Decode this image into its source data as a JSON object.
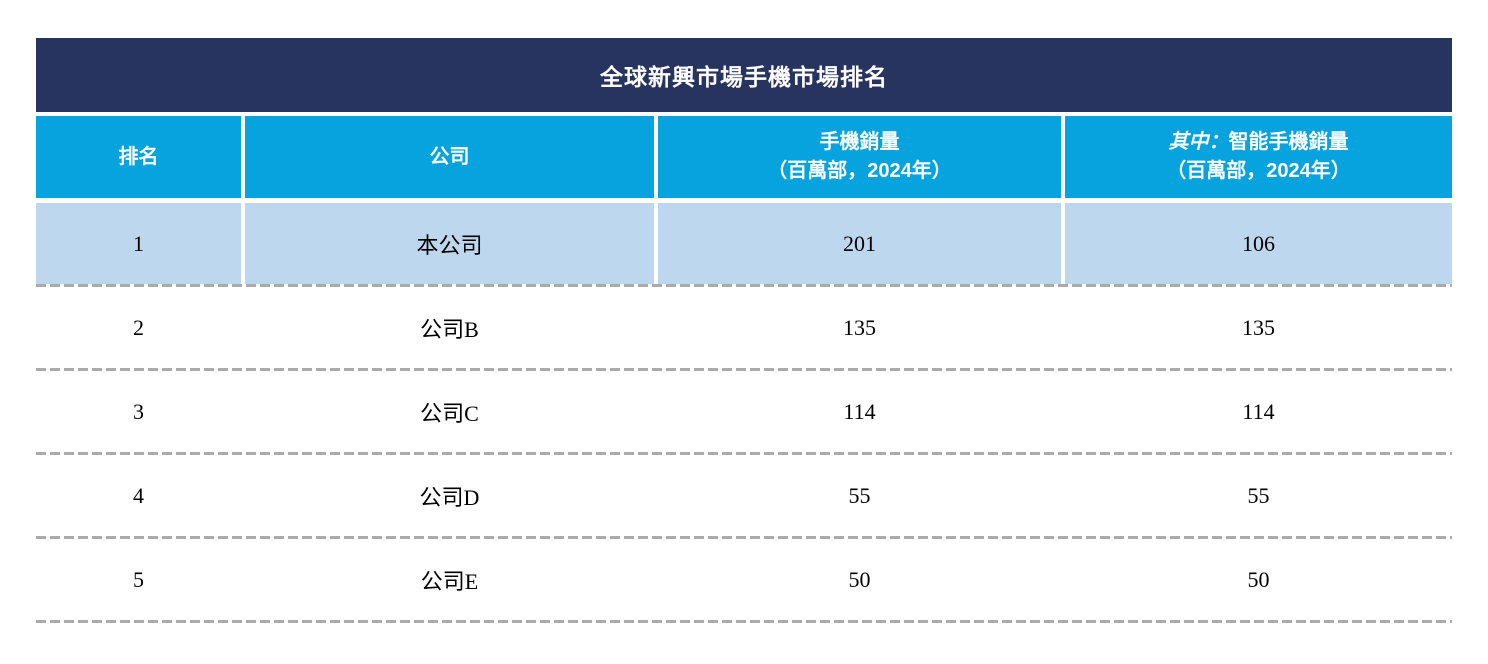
{
  "table": {
    "title": "全球新興市場手機市場排名",
    "header": {
      "rank": "排名",
      "company": "公司",
      "phone_sales_line1": "手機銷量",
      "phone_sales_line2": "（百萬部，2024年）",
      "smartphone_prefix": "其中：",
      "smartphone_line1": "智能手機銷量",
      "smartphone_line2": "（百萬部，2024年）"
    },
    "rows": [
      {
        "rank": "1",
        "company": "本公司",
        "phone_sales": "201",
        "smartphone_sales": "106"
      },
      {
        "rank": "2",
        "company": "公司B",
        "phone_sales": "135",
        "smartphone_sales": "135"
      },
      {
        "rank": "3",
        "company": "公司C",
        "phone_sales": "114",
        "smartphone_sales": "114"
      },
      {
        "rank": "4",
        "company": "公司D",
        "phone_sales": "55",
        "smartphone_sales": "55"
      },
      {
        "rank": "5",
        "company": "公司E",
        "phone_sales": "50",
        "smartphone_sales": "50"
      }
    ],
    "colors": {
      "title_bg": "#283460",
      "header_bg": "#06A3DF",
      "highlight_row_bg": "#BDD7EE",
      "title_text": "#FFFFFF",
      "header_text": "#FFFFFF",
      "body_text": "#000000",
      "dash_separator": "#ABABAB"
    }
  }
}
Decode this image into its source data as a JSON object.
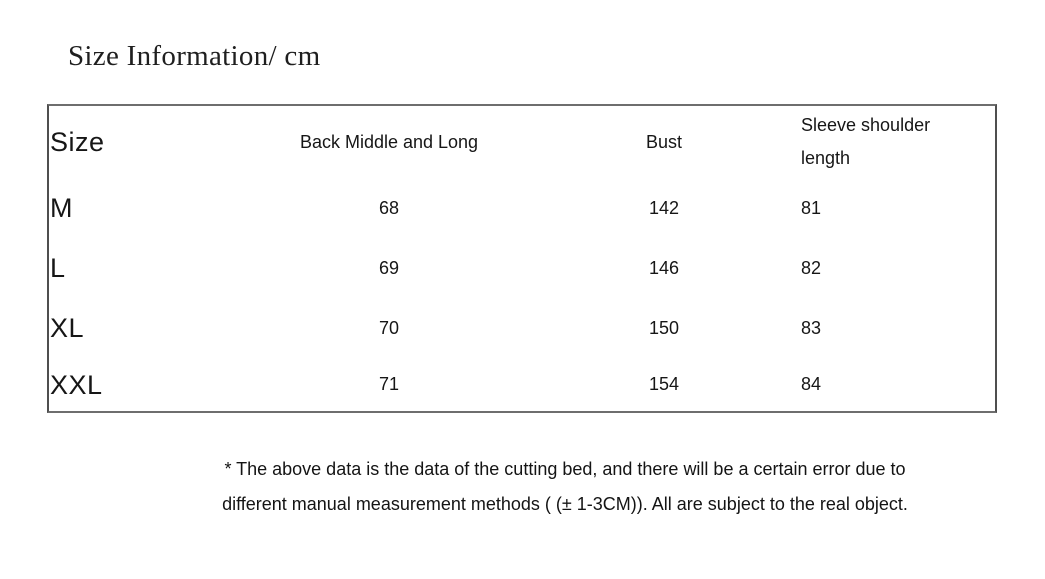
{
  "page": {
    "title": "Size Information/ cm",
    "unit": "cm"
  },
  "table": {
    "headers": [
      "Size",
      "Back Middle and Long",
      "Bust",
      "Sleeve shoulder length"
    ],
    "rows": [
      {
        "size": "M",
        "back_middle_and_long": "68",
        "bust": "142",
        "sleeve_shoulder_length": "81"
      },
      {
        "size": "L",
        "back_middle_and_long": "69",
        "bust": "146",
        "sleeve_shoulder_length": "82"
      },
      {
        "size": "XL",
        "back_middle_and_long": "70",
        "bust": "150",
        "sleeve_shoulder_length": "83"
      },
      {
        "size": "XXL",
        "back_middle_and_long": "71",
        "bust": "154",
        "sleeve_shoulder_length": "84"
      }
    ]
  },
  "note": {
    "line1": "* The above data is the data of the cutting bed, and there will be a certain error due to",
    "line2": "different manual measurement methods ( (± 1-3CM)). All are subject to the real object."
  },
  "colors": {
    "background": "#ffffff",
    "text": "#1a1a1a",
    "table_border": "#4f4f4f"
  }
}
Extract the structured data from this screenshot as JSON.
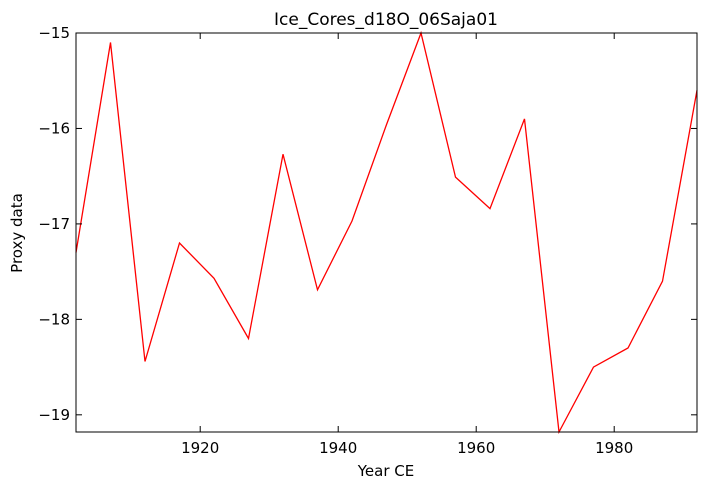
{
  "chart_data": {
    "type": "line",
    "title": "Ice_Cores_d18O_06Saja01",
    "xlabel": "Year CE",
    "ylabel": "Proxy data",
    "xlim": [
      1902,
      1992
    ],
    "ylim": [
      -19.18,
      -15.0
    ],
    "grid": false,
    "xticks": [
      1920,
      1940,
      1960,
      1980
    ],
    "xtick_labels": [
      "1920",
      "1940",
      "1960",
      "1980"
    ],
    "yticks": [
      -15,
      -16,
      -17,
      -18,
      -19
    ],
    "ytick_labels": [
      "−15",
      "−16",
      "−17",
      "−18",
      "−19"
    ],
    "series": [
      {
        "color": "#ff0000",
        "x": [
          1902,
          1907,
          1912,
          1917,
          1922,
          1927,
          1932,
          1937,
          1942,
          1947,
          1952,
          1957,
          1962,
          1967,
          1972,
          1977,
          1982,
          1987,
          1992
        ],
        "y": [
          -17.3,
          -15.1,
          -18.44,
          -17.2,
          -17.57,
          -18.2,
          -16.27,
          -17.69,
          -16.97,
          -15.96,
          -15.0,
          -16.51,
          -16.84,
          -15.9,
          -19.18,
          -18.5,
          -18.3,
          -17.6,
          -15.6
        ]
      }
    ]
  }
}
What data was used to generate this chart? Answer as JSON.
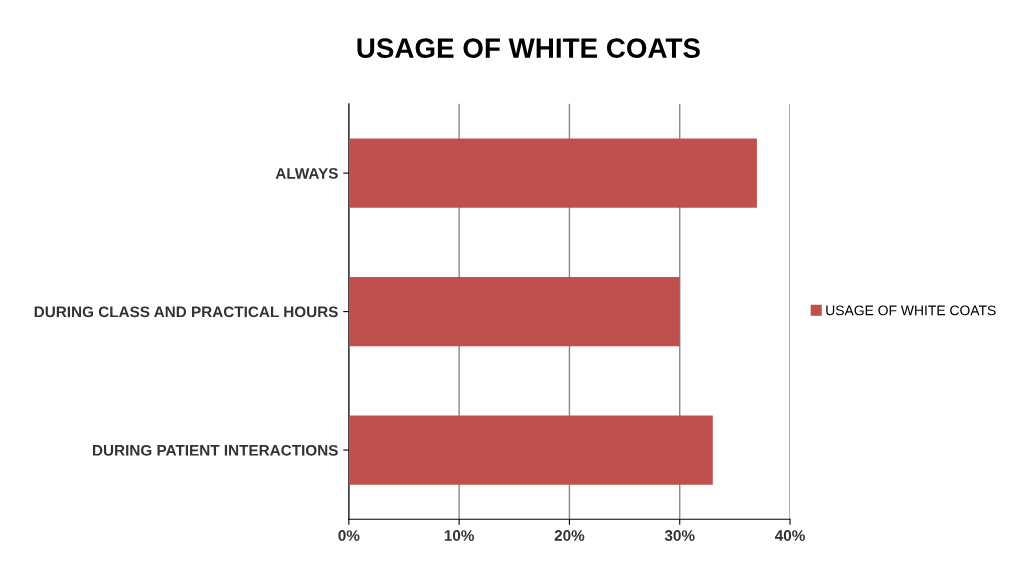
{
  "chart_data": {
    "type": "bar",
    "orientation": "horizontal",
    "title": "USAGE OF WHITE COATS",
    "categories": [
      "ALWAYS",
      "DURING CLASS AND PRACTICAL HOURS",
      "DURING PATIENT INTERACTIONS"
    ],
    "series": [
      {
        "name": "USAGE OF WHITE COATS",
        "color": "#c0504d",
        "values": [
          37,
          30,
          33
        ]
      }
    ],
    "xlim": [
      0,
      40
    ],
    "xticks": [
      {
        "value": 0,
        "label": "0%"
      },
      {
        "value": 10,
        "label": "10%"
      },
      {
        "value": 20,
        "label": "20%"
      },
      {
        "value": 30,
        "label": "30%"
      },
      {
        "value": 40,
        "label": "40%"
      }
    ],
    "grid": "x",
    "legend": "right"
  }
}
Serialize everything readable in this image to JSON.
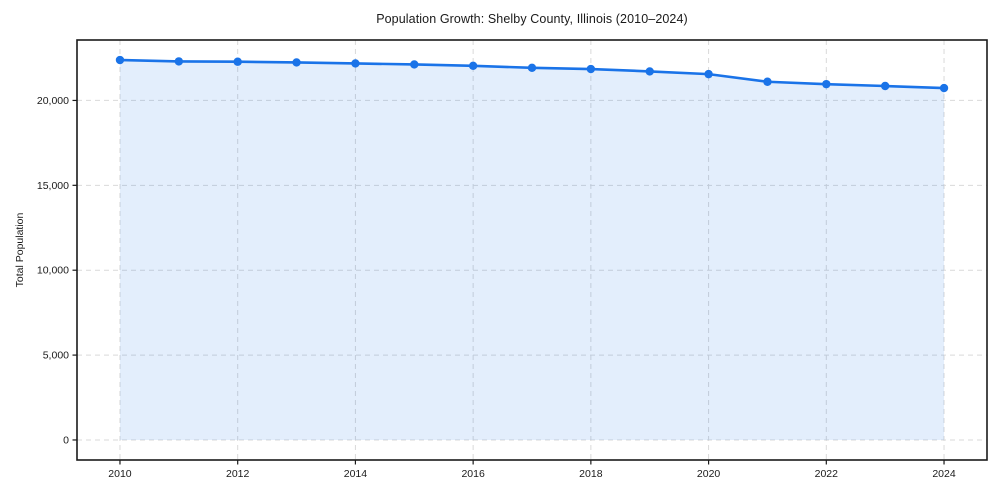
{
  "chart_data": {
    "type": "line",
    "title": "Population Growth: Shelby County, Illinois (2010–2024)",
    "xlabel": "",
    "ylabel": "Total Population",
    "x": [
      2010,
      2011,
      2012,
      2013,
      2014,
      2015,
      2016,
      2017,
      2018,
      2019,
      2020,
      2021,
      2022,
      2023,
      2024
    ],
    "series": [
      {
        "name": "Total Population",
        "values": [
          22380,
          22300,
          22280,
          22240,
          22180,
          22120,
          22040,
          21920,
          21850,
          21710,
          21550,
          21100,
          20960,
          20850,
          20730
        ]
      }
    ],
    "xticks": [
      2010,
      2012,
      2014,
      2016,
      2018,
      2020,
      2022,
      2024
    ],
    "yticks": [
      0,
      5000,
      10000,
      15000,
      20000
    ],
    "xlim": [
      2009.27,
      2024.73
    ],
    "ylim": [
      -1180,
      23560
    ],
    "grid": true,
    "grid_style": "dashed",
    "legend": false,
    "marker": "circle",
    "fill_to_zero": true,
    "line_color": "#1a73e8",
    "fill_color": "#1a73e8",
    "fill_opacity": 0.12,
    "grid_color": "#d9d9d9",
    "spine_color": "#1a1a1a",
    "tick_label_color": "#1a1a1a",
    "background_color": "#ffffff"
  }
}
────
[YOUR TASK] Copy the data exactly. Any picture it contains is to be omitted.

[SOLUTION]
Decode this image into its source data as a JSON object.
{
  "table": {
    "title": "全球新興市場手機市場排名",
    "header": {
      "rank": "排名",
      "company": "公司",
      "phone_sales_line1": "手機銷量",
      "phone_sales_line2": "（百萬部，2024年）",
      "smartphone_prefix": "其中：",
      "smartphone_line1": "智能手機銷量",
      "smartphone_line2": "（百萬部，2024年）"
    },
    "rows": [
      {
        "rank": "1",
        "company": "本公司",
        "phone_sales": "201",
        "smartphone_sales": "106"
      },
      {
        "rank": "2",
        "company": "公司B",
        "phone_sales": "135",
        "smartphone_sales": "135"
      },
      {
        "rank": "3",
        "company": "公司C",
        "phone_sales": "114",
        "smartphone_sales": "114"
      },
      {
        "rank": "4",
        "company": "公司D",
        "phone_sales": "55",
        "smartphone_sales": "55"
      },
      {
        "rank": "5",
        "company": "公司E",
        "phone_sales": "50",
        "smartphone_sales": "50"
      }
    ],
    "colors": {
      "title_bg": "#283460",
      "header_bg": "#06A3DF",
      "highlight_row_bg": "#BDD7EE",
      "title_text": "#FFFFFF",
      "header_text": "#FFFFFF",
      "body_text": "#000000",
      "dash_separator": "#ABABAB"
    }
  }
}
Decode this image into its source data as a JSON object.
{
  "page": {
    "title": "Size Information/ cm",
    "unit": "cm"
  },
  "table": {
    "headers": [
      "Size",
      "Back Middle and Long",
      "Bust",
      "Sleeve shoulder length"
    ],
    "rows": [
      {
        "size": "M",
        "back_middle_and_long": "68",
        "bust": "142",
        "sleeve_shoulder_length": "81"
      },
      {
        "size": "L",
        "back_middle_and_long": "69",
        "bust": "146",
        "sleeve_shoulder_length": "82"
      },
      {
        "size": "XL",
        "back_middle_and_long": "70",
        "bust": "150",
        "sleeve_shoulder_length": "83"
      },
      {
        "size": "XXL",
        "back_middle_and_long": "71",
        "bust": "154",
        "sleeve_shoulder_length": "84"
      }
    ]
  },
  "note": {
    "line1": "* The above data is the data of the cutting bed, and there will be a certain error due to",
    "line2": "different manual measurement methods ( (± 1-3CM)). All are subject to the real object."
  },
  "colors": {
    "background": "#ffffff",
    "text": "#1a1a1a",
    "table_border": "#4f4f4f"
  }
}
Extract the structured data from this screenshot as JSON.
{
  "chart_data": {
    "type": "line",
    "title": "Ice_Cores_d18O_06Saja01",
    "xlabel": "Year CE",
    "ylabel": "Proxy data",
    "xlim": [
      1902,
      1992
    ],
    "ylim": [
      -19.18,
      -15.0
    ],
    "grid": false,
    "xticks": [
      1920,
      1940,
      1960,
      1980
    ],
    "xtick_labels": [
      "1920",
      "1940",
      "1960",
      "1980"
    ],
    "yticks": [
      -15,
      -16,
      -17,
      -18,
      -19
    ],
    "ytick_labels": [
      "−15",
      "−16",
      "−17",
      "−18",
      "−19"
    ],
    "series": [
      {
        "color": "#ff0000",
        "x": [
          1902,
          1907,
          1912,
          1917,
          1922,
          1927,
          1932,
          1937,
          1942,
          1947,
          1952,
          1957,
          1962,
          1967,
          1972,
          1977,
          1982,
          1987,
          1992
        ],
        "y": [
          -17.3,
          -15.1,
          -18.44,
          -17.2,
          -17.57,
          -18.2,
          -16.27,
          -17.69,
          -16.97,
          -15.96,
          -15.0,
          -16.51,
          -16.84,
          -15.9,
          -19.18,
          -18.5,
          -18.3,
          -17.6,
          -15.6
        ]
      }
    ]
  }
}
What data was used to generate this chart? Answer as JSON.
{
  "chart_data": {
    "type": "bar",
    "orientation": "horizontal",
    "title": "USAGE OF WHITE COATS",
    "categories": [
      "ALWAYS",
      "DURING CLASS AND PRACTICAL HOURS",
      "DURING PATIENT INTERACTIONS"
    ],
    "series": [
      {
        "name": "USAGE OF WHITE COATS",
        "color": "#c0504d",
        "values": [
          37,
          30,
          33
        ]
      }
    ],
    "xlim": [
      0,
      40
    ],
    "xticks": [
      {
        "value": 0,
        "label": "0%"
      },
      {
        "value": 10,
        "label": "10%"
      },
      {
        "value": 20,
        "label": "20%"
      },
      {
        "value": 30,
        "label": "30%"
      },
      {
        "value": 40,
        "label": "40%"
      }
    ],
    "grid": "x",
    "legend": "right"
  }
}
Serialize everything readable in this image to JSON.
{
  "chart_data": {
    "type": "line",
    "title": "Population Growth: Shelby County, Illinois (2010–2024)",
    "xlabel": "",
    "ylabel": "Total Population",
    "x": [
      2010,
      2011,
      2012,
      2013,
      2014,
      2015,
      2016,
      2017,
      2018,
      2019,
      2020,
      2021,
      2022,
      2023,
      2024
    ],
    "series": [
      {
        "name": "Total Population",
        "values": [
          22380,
          22300,
          22280,
          22240,
          22180,
          22120,
          22040,
          21920,
          21850,
          21710,
          21550,
          21100,
          20960,
          20850,
          20730
        ]
      }
    ],
    "xticks": [
      2010,
      2012,
      2014,
      2016,
      2018,
      2020,
      2022,
      2024
    ],
    "yticks": [
      0,
      5000,
      10000,
      15000,
      20000
    ],
    "xlim": [
      2009.27,
      2024.73
    ],
    "ylim": [
      -1180,
      23560
    ],
    "grid": true,
    "grid_style": "dashed",
    "legend": false,
    "marker": "circle",
    "fill_to_zero": true,
    "line_color": "#1a73e8",
    "fill_color": "#1a73e8",
    "fill_opacity": 0.12,
    "grid_color": "#d9d9d9",
    "spine_color": "#1a1a1a",
    "tick_label_color": "#1a1a1a",
    "background_color": "#ffffff"
  }
}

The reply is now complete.